What the task asks -> Quote all of the data exactly as given. Skip every picture it contains.

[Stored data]
——

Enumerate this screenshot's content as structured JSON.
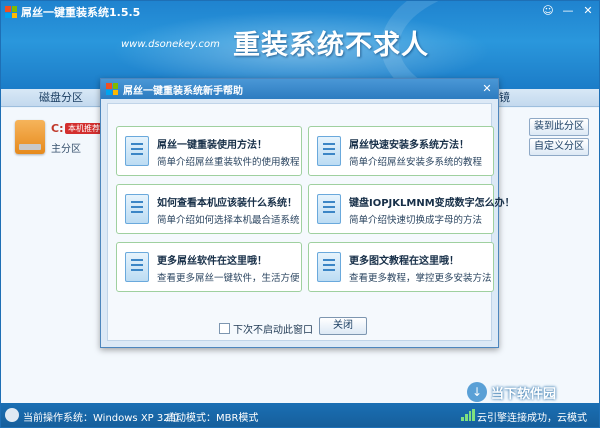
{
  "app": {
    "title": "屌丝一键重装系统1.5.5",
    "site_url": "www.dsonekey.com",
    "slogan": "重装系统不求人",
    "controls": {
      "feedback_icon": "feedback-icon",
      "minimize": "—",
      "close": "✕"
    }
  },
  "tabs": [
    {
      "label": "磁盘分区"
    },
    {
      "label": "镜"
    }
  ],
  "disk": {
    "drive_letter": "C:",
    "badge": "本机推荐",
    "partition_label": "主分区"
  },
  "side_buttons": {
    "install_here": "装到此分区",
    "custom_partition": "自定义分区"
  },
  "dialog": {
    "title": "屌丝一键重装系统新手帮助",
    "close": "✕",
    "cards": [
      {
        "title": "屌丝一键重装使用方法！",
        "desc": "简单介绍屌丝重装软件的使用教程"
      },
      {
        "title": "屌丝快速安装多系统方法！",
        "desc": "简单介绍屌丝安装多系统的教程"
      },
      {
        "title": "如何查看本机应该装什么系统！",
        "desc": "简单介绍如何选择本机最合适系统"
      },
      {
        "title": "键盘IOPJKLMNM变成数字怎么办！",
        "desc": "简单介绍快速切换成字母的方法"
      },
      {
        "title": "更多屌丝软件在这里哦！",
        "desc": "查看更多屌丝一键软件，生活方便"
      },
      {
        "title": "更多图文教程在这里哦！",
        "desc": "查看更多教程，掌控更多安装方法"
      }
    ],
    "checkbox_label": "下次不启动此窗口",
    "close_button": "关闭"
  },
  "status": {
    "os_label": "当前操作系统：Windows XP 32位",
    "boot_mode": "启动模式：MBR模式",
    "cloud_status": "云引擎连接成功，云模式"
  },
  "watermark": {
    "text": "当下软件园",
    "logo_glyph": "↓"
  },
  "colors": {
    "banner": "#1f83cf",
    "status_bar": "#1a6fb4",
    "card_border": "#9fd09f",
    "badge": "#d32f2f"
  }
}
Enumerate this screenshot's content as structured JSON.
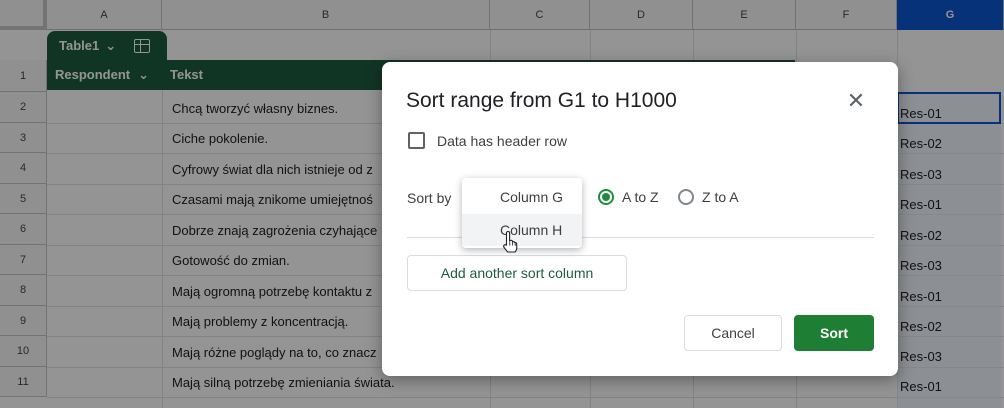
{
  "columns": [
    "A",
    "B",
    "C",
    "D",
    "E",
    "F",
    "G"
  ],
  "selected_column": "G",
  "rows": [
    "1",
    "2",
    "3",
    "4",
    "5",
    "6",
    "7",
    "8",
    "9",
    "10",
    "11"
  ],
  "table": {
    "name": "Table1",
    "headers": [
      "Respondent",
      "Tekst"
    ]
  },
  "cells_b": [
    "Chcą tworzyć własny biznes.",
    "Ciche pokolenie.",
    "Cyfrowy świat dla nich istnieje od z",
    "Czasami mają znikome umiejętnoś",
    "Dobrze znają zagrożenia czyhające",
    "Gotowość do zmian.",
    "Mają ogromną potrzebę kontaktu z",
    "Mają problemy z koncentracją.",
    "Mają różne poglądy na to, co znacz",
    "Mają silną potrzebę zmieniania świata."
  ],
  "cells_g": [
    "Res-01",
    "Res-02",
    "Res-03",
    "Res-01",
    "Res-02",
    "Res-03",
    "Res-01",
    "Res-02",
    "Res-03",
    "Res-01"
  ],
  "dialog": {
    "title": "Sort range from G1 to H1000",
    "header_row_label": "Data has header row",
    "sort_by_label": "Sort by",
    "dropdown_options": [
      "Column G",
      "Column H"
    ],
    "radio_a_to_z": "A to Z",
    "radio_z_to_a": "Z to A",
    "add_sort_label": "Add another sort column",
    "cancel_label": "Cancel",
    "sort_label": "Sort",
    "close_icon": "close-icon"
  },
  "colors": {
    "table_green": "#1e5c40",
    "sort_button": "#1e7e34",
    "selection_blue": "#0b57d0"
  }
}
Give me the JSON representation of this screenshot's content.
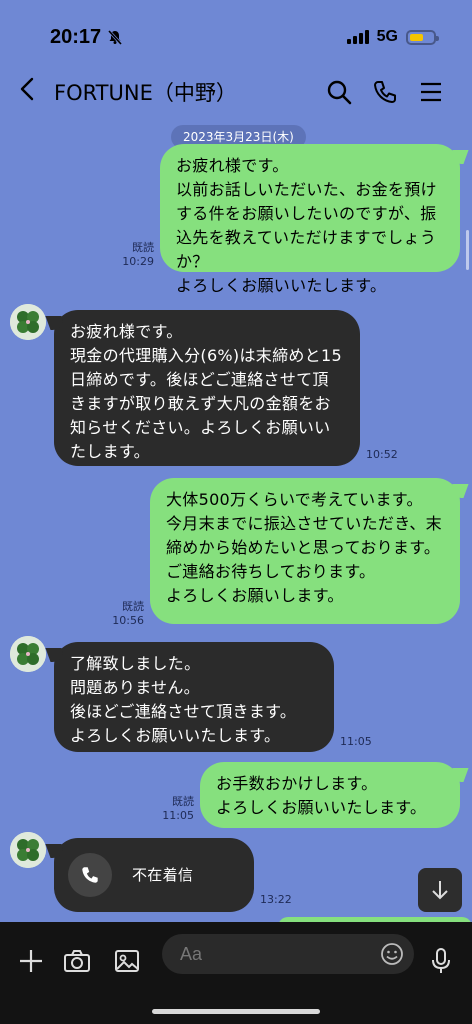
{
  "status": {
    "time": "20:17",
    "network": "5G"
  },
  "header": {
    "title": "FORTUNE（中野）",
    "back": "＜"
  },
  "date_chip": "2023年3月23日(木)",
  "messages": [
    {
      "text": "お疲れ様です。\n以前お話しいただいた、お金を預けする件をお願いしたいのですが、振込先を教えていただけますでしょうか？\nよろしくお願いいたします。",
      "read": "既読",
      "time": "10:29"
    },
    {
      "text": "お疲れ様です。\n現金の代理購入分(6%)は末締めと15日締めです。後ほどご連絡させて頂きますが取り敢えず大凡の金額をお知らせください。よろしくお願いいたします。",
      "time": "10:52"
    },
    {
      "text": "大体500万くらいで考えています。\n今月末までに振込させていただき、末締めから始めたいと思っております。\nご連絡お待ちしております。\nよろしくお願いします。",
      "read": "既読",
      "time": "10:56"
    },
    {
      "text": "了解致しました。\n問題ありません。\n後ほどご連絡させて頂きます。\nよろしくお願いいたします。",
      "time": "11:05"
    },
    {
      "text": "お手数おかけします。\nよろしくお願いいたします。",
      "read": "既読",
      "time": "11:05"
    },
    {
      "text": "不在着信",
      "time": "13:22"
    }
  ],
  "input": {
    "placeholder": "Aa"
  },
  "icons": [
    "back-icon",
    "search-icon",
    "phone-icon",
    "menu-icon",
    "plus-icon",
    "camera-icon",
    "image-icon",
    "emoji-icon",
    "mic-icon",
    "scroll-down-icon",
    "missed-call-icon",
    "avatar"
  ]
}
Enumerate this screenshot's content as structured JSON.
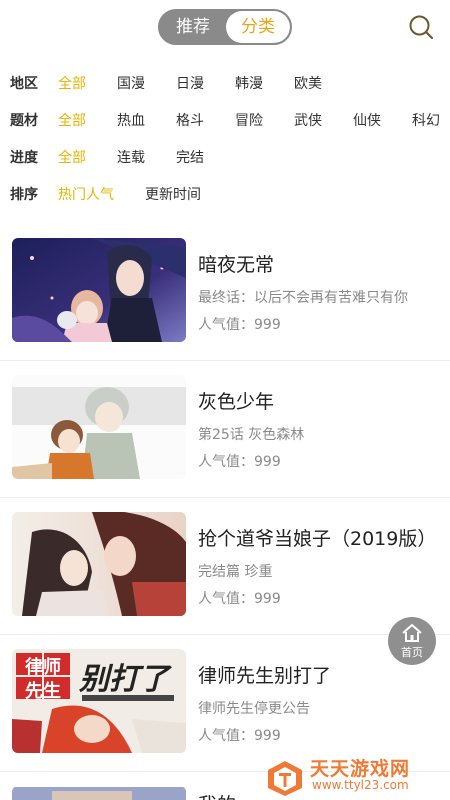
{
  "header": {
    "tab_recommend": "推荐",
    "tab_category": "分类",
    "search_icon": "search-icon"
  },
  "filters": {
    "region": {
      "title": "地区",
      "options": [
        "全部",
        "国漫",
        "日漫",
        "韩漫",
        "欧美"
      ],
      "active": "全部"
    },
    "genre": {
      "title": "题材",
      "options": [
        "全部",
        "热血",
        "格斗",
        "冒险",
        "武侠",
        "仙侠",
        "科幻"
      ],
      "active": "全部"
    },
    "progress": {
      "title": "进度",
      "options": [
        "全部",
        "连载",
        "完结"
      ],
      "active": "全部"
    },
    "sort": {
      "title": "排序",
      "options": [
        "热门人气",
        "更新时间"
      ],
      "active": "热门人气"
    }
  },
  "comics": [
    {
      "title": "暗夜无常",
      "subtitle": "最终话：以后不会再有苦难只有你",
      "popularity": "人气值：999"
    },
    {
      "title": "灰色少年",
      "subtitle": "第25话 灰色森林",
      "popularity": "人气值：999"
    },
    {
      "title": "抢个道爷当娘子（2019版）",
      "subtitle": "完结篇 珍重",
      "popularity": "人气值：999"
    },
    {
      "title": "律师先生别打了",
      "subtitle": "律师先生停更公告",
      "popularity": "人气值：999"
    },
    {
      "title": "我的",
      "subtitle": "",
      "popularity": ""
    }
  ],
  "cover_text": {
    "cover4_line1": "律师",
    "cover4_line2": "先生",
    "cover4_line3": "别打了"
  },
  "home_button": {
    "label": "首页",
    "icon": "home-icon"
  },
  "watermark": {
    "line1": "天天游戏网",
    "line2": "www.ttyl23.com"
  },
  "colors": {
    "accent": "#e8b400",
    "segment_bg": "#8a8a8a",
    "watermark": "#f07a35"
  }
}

——

The response ->
Enumerate this screenshot's content as structured JSON.
{
  "app": {
    "title": "屌丝一键重装系统1.5.5",
    "site_url": "www.dsonekey.com",
    "slogan": "重装系统不求人",
    "controls": {
      "feedback_icon": "feedback-icon",
      "minimize": "—",
      "close": "✕"
    }
  },
  "tabs": [
    {
      "label": "磁盘分区"
    },
    {
      "label": "镜"
    }
  ],
  "disk": {
    "drive_letter": "C:",
    "badge": "本机推荐",
    "partition_label": "主分区"
  },
  "side_buttons": {
    "install_here": "装到此分区",
    "custom_partition": "自定义分区"
  },
  "dialog": {
    "title": "屌丝一键重装系统新手帮助",
    "close": "✕",
    "cards": [
      {
        "title": "屌丝一键重装使用方法！",
        "desc": "简单介绍屌丝重装软件的使用教程"
      },
      {
        "title": "屌丝快速安装多系统方法！",
        "desc": "简单介绍屌丝安装多系统的教程"
      },
      {
        "title": "如何查看本机应该装什么系统！",
        "desc": "简单介绍如何选择本机最合适系统"
      },
      {
        "title": "键盘IOPJKLMNM变成数字怎么办！",
        "desc": "简单介绍快速切换成字母的方法"
      },
      {
        "title": "更多屌丝软件在这里哦！",
        "desc": "查看更多屌丝一键软件，生活方便"
      },
      {
        "title": "更多图文教程在这里哦！",
        "desc": "查看更多教程，掌控更多安装方法"
      }
    ],
    "checkbox_label": "下次不启动此窗口",
    "close_button": "关闭"
  },
  "status": {
    "os_label": "当前操作系统：Windows XP 32位",
    "boot_mode": "启动模式：MBR模式",
    "cloud_status": "云引擎连接成功，云模式"
  },
  "watermark": {
    "text": "当下软件园",
    "logo_glyph": "↓"
  },
  "colors": {
    "banner": "#1f83cf",
    "status_bar": "#1a6fb4",
    "card_border": "#9fd09f",
    "badge": "#d32f2f"
  }
}
Enumerate this screenshot's content as structured JSON.
{
  "columns": [
    "A",
    "B",
    "C",
    "D",
    "E",
    "F",
    "G"
  ],
  "selected_column": "G",
  "rows": [
    "1",
    "2",
    "3",
    "4",
    "5",
    "6",
    "7",
    "8",
    "9",
    "10",
    "11"
  ],
  "table": {
    "name": "Table1",
    "headers": [
      "Respondent",
      "Tekst"
    ]
  },
  "cells_b": [
    "Chcą tworzyć własny biznes.",
    "Ciche pokolenie.",
    "Cyfrowy świat dla nich istnieje od z",
    "Czasami mają znikome umiejętnoś",
    "Dobrze znają zagrożenia czyhające",
    "Gotowość do zmian.",
    "Mają ogromną potrzebę kontaktu z",
    "Mają problemy z koncentracją.",
    "Mają różne poglądy na to, co znacz",
    "Mają silną potrzebę zmieniania świata."
  ],
  "cells_g": [
    "Res-01",
    "Res-02",
    "Res-03",
    "Res-01",
    "Res-02",
    "Res-03",
    "Res-01",
    "Res-02",
    "Res-03",
    "Res-01"
  ],
  "dialog": {
    "title": "Sort range from G1 to H1000",
    "header_row_label": "Data has header row",
    "sort_by_label": "Sort by",
    "dropdown_options": [
      "Column G",
      "Column H"
    ],
    "radio_a_to_z": "A to Z",
    "radio_z_to_a": "Z to A",
    "add_sort_label": "Add another sort column",
    "cancel_label": "Cancel",
    "sort_label": "Sort",
    "close_icon": "close-icon"
  },
  "colors": {
    "table_green": "#1e5c40",
    "sort_button": "#1e7e34",
    "selection_blue": "#0b57d0"
  }
}
Give me the JSON representation of this screenshot's content.
{
  "status": {
    "time": "20:17",
    "network": "5G"
  },
  "header": {
    "title": "FORTUNE（中野）",
    "back": "＜"
  },
  "date_chip": "2023年3月23日(木)",
  "messages": [
    {
      "text": "お疲れ様です。\n以前お話しいただいた、お金を預けする件をお願いしたいのですが、振込先を教えていただけますでしょうか？\nよろしくお願いいたします。",
      "read": "既読",
      "time": "10:29"
    },
    {
      "text": "お疲れ様です。\n現金の代理購入分(6%)は末締めと15日締めです。後ほどご連絡させて頂きますが取り敢えず大凡の金額をお知らせください。よろしくお願いいたします。",
      "time": "10:52"
    },
    {
      "text": "大体500万くらいで考えています。\n今月末までに振込させていただき、末締めから始めたいと思っております。\nご連絡お待ちしております。\nよろしくお願いします。",
      "read": "既読",
      "time": "10:56"
    },
    {
      "text": "了解致しました。\n問題ありません。\n後ほどご連絡させて頂きます。\nよろしくお願いいたします。",
      "time": "11:05"
    },
    {
      "text": "お手数おかけします。\nよろしくお願いいたします。",
      "read": "既読",
      "time": "11:05"
    },
    {
      "text": "不在着信",
      "time": "13:22"
    }
  ],
  "input": {
    "placeholder": "Aa"
  },
  "icons": [
    "back-icon",
    "search-icon",
    "phone-icon",
    "menu-icon",
    "plus-icon",
    "camera-icon",
    "image-icon",
    "emoji-icon",
    "mic-icon",
    "scroll-down-icon",
    "missed-call-icon",
    "avatar"
  ]
}
Enumerate this screenshot's content as structured JSON.
{
  "header": {
    "tab_recommend": "推荐",
    "tab_category": "分类",
    "search_icon": "search-icon"
  },
  "filters": {
    "region": {
      "title": "地区",
      "options": [
        "全部",
        "国漫",
        "日漫",
        "韩漫",
        "欧美"
      ],
      "active": "全部"
    },
    "genre": {
      "title": "题材",
      "options": [
        "全部",
        "热血",
        "格斗",
        "冒险",
        "武侠",
        "仙侠",
        "科幻"
      ],
      "active": "全部"
    },
    "progress": {
      "title": "进度",
      "options": [
        "全部",
        "连载",
        "完结"
      ],
      "active": "全部"
    },
    "sort": {
      "title": "排序",
      "options": [
        "热门人气",
        "更新时间"
      ],
      "active": "热门人气"
    }
  },
  "comics": [
    {
      "title": "暗夜无常",
      "subtitle": "最终话：以后不会再有苦难只有你",
      "popularity": "人气值：999"
    },
    {
      "title": "灰色少年",
      "subtitle": "第25话 灰色森林",
      "popularity": "人气值：999"
    },
    {
      "title": "抢个道爷当娘子（2019版）",
      "subtitle": "完结篇 珍重",
      "popularity": "人气值：999"
    },
    {
      "title": "律师先生别打了",
      "subtitle": "律师先生停更公告",
      "popularity": "人气值：999"
    },
    {
      "title": "我的",
      "subtitle": "",
      "popularity": ""
    }
  ],
  "cover_text": {
    "cover4_line1": "律师",
    "cover4_line2": "先生",
    "cover4_line3": "别打了"
  },
  "home_button": {
    "label": "首页",
    "icon": "home-icon"
  },
  "watermark": {
    "line1": "天天游戏网",
    "line2": "www.ttyl23.com"
  },
  "colors": {
    "accent": "#e8b400",
    "segment_bg": "#8a8a8a",
    "watermark": "#f07a35"
  }
}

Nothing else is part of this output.